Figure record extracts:
○ ○ ○ ○

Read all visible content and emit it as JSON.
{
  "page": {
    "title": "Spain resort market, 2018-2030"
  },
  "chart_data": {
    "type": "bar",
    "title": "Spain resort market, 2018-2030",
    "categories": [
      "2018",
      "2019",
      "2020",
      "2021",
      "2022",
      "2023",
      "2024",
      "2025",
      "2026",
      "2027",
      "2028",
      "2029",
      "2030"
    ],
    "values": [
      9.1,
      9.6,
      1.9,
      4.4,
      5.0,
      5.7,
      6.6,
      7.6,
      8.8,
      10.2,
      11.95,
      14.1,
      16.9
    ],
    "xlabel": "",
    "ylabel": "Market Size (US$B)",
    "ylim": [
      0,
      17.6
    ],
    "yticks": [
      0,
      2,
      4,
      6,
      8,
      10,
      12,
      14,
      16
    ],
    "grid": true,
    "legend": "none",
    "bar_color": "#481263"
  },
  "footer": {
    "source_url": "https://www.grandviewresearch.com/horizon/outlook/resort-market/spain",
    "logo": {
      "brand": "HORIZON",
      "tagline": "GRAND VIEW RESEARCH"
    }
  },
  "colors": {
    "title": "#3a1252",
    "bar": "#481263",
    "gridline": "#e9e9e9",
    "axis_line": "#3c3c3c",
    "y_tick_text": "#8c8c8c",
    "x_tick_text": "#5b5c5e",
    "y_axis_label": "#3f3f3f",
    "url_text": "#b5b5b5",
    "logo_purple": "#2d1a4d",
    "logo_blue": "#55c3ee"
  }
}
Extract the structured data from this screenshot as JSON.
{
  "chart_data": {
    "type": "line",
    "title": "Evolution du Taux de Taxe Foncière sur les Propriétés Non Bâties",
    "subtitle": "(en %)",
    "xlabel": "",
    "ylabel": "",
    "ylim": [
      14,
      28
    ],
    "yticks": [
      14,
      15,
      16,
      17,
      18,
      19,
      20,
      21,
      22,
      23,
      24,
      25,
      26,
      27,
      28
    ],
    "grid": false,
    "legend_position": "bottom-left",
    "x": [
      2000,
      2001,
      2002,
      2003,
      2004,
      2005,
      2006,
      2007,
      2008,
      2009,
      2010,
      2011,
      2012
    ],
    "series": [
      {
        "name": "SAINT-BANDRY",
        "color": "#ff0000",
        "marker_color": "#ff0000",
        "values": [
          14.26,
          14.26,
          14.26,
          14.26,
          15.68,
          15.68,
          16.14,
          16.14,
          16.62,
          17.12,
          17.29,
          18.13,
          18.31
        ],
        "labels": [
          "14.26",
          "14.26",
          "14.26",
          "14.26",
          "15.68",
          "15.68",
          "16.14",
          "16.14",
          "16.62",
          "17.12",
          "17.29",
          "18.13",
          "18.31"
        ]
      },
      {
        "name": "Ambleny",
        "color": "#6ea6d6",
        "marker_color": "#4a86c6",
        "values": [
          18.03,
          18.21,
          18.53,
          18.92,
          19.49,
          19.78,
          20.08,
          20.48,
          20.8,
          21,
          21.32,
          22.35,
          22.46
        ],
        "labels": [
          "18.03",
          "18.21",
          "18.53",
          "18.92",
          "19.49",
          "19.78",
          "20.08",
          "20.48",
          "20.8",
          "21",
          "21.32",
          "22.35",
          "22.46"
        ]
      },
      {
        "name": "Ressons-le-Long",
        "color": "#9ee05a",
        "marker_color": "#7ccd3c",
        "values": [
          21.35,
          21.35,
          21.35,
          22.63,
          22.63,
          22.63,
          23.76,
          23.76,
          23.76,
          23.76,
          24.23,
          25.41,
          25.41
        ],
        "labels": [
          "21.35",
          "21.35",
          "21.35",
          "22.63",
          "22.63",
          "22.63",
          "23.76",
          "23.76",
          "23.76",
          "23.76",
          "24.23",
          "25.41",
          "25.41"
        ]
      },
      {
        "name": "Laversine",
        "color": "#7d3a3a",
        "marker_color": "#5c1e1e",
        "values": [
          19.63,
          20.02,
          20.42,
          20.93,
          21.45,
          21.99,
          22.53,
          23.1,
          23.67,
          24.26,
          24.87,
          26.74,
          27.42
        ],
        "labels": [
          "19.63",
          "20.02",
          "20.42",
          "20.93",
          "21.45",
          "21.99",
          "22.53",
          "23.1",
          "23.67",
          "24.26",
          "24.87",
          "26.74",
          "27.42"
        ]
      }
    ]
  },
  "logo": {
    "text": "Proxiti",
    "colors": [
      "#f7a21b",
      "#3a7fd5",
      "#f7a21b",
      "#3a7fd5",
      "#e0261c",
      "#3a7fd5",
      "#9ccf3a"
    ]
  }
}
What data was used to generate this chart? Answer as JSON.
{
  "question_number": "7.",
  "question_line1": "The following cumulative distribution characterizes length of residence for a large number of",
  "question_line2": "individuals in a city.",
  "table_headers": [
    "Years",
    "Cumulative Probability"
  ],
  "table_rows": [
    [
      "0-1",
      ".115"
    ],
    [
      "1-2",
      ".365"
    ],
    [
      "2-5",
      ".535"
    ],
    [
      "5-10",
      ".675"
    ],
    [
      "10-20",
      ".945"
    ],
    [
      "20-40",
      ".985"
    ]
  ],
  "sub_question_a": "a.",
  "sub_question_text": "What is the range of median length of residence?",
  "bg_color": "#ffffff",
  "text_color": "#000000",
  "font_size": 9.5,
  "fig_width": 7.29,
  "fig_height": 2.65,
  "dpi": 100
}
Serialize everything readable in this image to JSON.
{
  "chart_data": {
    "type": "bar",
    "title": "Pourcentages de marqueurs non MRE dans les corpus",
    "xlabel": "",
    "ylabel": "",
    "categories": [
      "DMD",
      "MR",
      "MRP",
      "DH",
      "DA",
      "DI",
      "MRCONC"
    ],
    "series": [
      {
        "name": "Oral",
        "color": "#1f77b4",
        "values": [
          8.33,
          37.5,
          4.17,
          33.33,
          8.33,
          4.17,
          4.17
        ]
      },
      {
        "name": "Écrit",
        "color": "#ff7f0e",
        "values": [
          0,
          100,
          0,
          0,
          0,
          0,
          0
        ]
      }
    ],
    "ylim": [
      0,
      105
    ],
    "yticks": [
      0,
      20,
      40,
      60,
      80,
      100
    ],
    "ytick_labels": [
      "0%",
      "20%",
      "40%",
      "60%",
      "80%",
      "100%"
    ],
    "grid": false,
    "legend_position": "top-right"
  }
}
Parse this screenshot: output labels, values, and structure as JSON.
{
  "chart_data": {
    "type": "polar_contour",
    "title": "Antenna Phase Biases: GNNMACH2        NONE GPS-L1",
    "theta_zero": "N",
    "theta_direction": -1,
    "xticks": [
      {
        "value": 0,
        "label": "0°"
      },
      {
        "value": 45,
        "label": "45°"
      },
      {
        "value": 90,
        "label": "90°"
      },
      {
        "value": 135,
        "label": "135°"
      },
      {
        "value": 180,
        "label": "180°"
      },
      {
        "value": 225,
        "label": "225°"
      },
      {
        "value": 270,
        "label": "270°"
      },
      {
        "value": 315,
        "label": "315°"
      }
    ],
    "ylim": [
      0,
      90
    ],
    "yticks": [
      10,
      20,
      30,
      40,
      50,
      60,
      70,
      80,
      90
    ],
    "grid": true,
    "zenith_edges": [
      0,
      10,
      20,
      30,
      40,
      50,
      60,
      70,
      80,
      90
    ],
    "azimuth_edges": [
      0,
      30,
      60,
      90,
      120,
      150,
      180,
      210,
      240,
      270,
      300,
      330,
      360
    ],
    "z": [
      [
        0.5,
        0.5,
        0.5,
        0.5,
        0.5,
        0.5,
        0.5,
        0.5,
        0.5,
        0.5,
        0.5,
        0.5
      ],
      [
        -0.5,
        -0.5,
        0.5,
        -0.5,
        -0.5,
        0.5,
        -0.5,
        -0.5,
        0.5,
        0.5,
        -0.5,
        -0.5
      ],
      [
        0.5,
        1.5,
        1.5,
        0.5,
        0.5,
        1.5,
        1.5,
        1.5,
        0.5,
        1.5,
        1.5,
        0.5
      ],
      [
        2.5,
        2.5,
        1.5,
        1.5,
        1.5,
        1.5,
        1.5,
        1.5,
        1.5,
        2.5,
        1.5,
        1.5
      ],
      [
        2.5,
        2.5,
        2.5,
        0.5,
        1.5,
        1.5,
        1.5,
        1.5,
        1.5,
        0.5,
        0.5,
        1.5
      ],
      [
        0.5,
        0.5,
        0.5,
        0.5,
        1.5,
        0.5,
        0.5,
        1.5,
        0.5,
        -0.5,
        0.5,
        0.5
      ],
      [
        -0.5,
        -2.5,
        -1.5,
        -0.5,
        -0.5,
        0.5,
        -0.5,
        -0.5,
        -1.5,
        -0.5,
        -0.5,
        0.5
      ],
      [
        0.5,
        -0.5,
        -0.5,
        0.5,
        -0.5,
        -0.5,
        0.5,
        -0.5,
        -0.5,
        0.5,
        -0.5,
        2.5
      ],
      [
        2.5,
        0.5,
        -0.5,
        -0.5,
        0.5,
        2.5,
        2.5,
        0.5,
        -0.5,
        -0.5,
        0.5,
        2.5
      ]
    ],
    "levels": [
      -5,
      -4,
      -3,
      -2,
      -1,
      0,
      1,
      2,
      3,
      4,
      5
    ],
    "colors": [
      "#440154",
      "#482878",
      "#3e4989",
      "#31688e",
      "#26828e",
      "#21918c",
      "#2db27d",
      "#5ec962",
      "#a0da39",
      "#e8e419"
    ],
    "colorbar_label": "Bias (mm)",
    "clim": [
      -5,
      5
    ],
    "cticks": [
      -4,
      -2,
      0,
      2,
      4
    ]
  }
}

○ ○ ○ ○

Reply with nothing except the number of lines in the listing above that include the string "this".

4